▸ **ESTRATTO DELLA PAGINA**

Precisazioni sulla natura dei beni

Si precisa, per completezza espositiva, che in presenza di beni di pregio, dati in concessione per l’esercizio di attività commerciali mediante procedure ad evidenza pubblica [9], la qualificazione dell’atto in termini di concessione amministrativa comporta l’applicabilità delle norme e dei principi privatistici in materia di contratto di locazione per uso commerciale, di cui alla legge n. 392/1978, nei limiti della compatibilità, alla luce dei principi ritraibili dal diritto europeo dell’evidenza pubblica e della concorrenza [10], rilevando che sussiste una ontologica differenza tra la concessione amministrativa e locazione commerciale [11].

Occorre precisare, allora, che la concessione è uno strumento autoritativo (generalmente non rientrante nel modello consensuale) particolarmente adatto per soddisfare ad una molteplicità di esigenze atte a soddisfare di determinati interessi pubblici: nell’atto concessorio, o concessione – contratto, sarà previsto un canone concessorio rapportato a parametri predefiniti dell’Amministrazione (generalmente con fonte regolamentare) in funzione dell’utilizzo del bene concessionato, appartenente al demanio o al patrimonio indisponibile; mentre la locazione è un contratto (forma ad substantiam) [12] consensuale con effetti obbligatori a prestazioni corrispettive, col quale la parte pubblica (locatore) si obbliga a far godere all’altra privata (locatario o conduttore) la cosa mobile o immobile (appartenente al patrimonio disponibile) per un dato tempo, verso un determinato corrispettivo (ex art. 1571 c.c.): la presenza del corrispettivo distingue la locazione dal comodato (ex art. 1833 c.c.), che è essenzialmente gratuito, mentre si differenzia dall’affitto in quanto non ha ad oggetto una cosa produttiva (ex art. 1615 c.c.).

È altrettanto vero, però, che la sola appartenenza del bene al patrimonio indisponibile non qualifica di per sé la concessione in termini di “concessione di beni”, essendo un simile automatismo certamente da escludere tutte le volte in cui la natura pubblicistica del bene trovi fondamento nella sua strumentalità allo svolgimento di un servizio pubblico, secondo il criterio teleologico, di cui all’art. 826, comma 2, c.c., giacché tale schema implica, per sua natura, una “coesistenza” tra natura pubblica del bene e funzione pubblica del servizio cui è destinato.

▸ **ISTRUZIONI**
1. Ripeti parola per parola il brano sulla concessione dei beni da "Precisazioni sulla natura" fino a "locazione commerciale [11]." compreso.
2. Scrivi il seguito del brano sulla concessione dei beni, per favore.
Le voci riportate più avanti non hanno alcun legame con il brano sulla concessione dei beni.

▸ **Elenchi delle coordinate dei riquadri**
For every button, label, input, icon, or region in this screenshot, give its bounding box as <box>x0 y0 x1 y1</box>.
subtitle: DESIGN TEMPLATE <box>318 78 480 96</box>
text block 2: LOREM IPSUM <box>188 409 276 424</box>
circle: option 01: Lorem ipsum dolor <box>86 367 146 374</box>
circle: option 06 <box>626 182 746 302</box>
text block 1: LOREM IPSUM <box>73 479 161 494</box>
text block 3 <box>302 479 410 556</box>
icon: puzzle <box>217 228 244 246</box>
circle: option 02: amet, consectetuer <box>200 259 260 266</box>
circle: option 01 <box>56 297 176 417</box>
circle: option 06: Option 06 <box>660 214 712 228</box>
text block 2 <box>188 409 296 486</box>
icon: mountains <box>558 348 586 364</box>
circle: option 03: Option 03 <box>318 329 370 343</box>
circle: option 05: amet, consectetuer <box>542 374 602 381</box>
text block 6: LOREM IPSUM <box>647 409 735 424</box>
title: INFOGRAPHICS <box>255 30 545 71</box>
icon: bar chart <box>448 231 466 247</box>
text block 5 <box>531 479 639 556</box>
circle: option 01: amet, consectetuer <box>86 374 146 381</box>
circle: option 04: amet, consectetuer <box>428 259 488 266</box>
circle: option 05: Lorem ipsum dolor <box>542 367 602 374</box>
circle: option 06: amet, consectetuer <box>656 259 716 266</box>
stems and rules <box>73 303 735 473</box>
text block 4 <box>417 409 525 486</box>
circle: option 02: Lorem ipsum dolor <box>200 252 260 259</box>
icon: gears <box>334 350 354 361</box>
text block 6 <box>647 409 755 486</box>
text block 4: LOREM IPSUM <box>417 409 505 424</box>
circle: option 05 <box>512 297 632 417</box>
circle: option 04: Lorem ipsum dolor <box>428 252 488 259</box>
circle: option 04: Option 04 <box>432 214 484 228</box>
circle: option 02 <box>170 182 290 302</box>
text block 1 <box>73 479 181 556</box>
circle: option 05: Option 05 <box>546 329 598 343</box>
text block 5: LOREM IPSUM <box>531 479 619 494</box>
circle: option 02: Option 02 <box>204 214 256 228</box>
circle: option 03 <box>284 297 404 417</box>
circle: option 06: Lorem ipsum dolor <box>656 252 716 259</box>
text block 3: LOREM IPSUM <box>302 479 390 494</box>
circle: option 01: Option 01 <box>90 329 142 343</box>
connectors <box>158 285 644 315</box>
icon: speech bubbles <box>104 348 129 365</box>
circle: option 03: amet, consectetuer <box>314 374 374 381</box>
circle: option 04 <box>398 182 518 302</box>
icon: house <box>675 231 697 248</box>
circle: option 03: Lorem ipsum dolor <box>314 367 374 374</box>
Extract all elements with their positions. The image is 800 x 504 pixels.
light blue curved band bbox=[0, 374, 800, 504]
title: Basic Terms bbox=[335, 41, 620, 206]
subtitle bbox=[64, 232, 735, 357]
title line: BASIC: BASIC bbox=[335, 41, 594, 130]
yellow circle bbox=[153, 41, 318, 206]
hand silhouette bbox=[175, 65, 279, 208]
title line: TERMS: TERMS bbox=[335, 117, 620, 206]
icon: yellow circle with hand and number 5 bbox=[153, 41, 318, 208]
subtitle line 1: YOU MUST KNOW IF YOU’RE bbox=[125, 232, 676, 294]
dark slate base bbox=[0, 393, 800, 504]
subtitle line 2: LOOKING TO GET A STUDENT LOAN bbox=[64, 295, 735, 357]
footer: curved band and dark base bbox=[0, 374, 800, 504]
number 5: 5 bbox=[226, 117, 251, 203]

▸ **RISULTATI**
1.
Precisazioni sulla natura dei beni

Si precisa, per completezza espositiva, che in presenza di beni di pregio, dati in concessione per l’esercizio di attività commerciali mediante procedure ad evidenza pubblica [9], la qualificazione dell’atto in termini di concessione amministrativa comporta l’applicabilità delle norme e dei principi privatistici in materia di contratto di locazione per uso commerciale, di cui alla legge n. 392/1978, nei limiti della compatibilità, alla luce dei principi ritraibili dal diritto europeo dell’evidenza pubblica e della concorrenza [10], rilevando che sussiste una ontologica differenza tra la concessione amministrativa e locazione commerciale [11].

2.
In questi casi, dunque, compete all’interprete individuare, tra i due profili, quello in concreto prevalente e, come tale, capace di qualificare giuridicamente il rapporto; occorre, in altre parole, operare un giudizio di “prevalenza sostanziale”, per certi versi analogo a quello previsto in materia di appalti pubblici (già presente nell’art. 169, comma 8, del d.lgs. 18 aprile 2016, n. 50) [13].

Rinnovo

Viene chiarito che il rinnovo è un atto non automatico, non ha carattere meramente discrezionale, anche se previsto nella concessione.

È noto che i beni pubblici vanno valorizzati al meglio, anche in presenza di una precedente assegnazione ad un soggetto privato di specchiatissima capacità ed elevato riconoscimento sociale (c.d. finalità pregevoli), profilo che non può costituire una sorta di guarentigia, un’esclusività di benemerenza.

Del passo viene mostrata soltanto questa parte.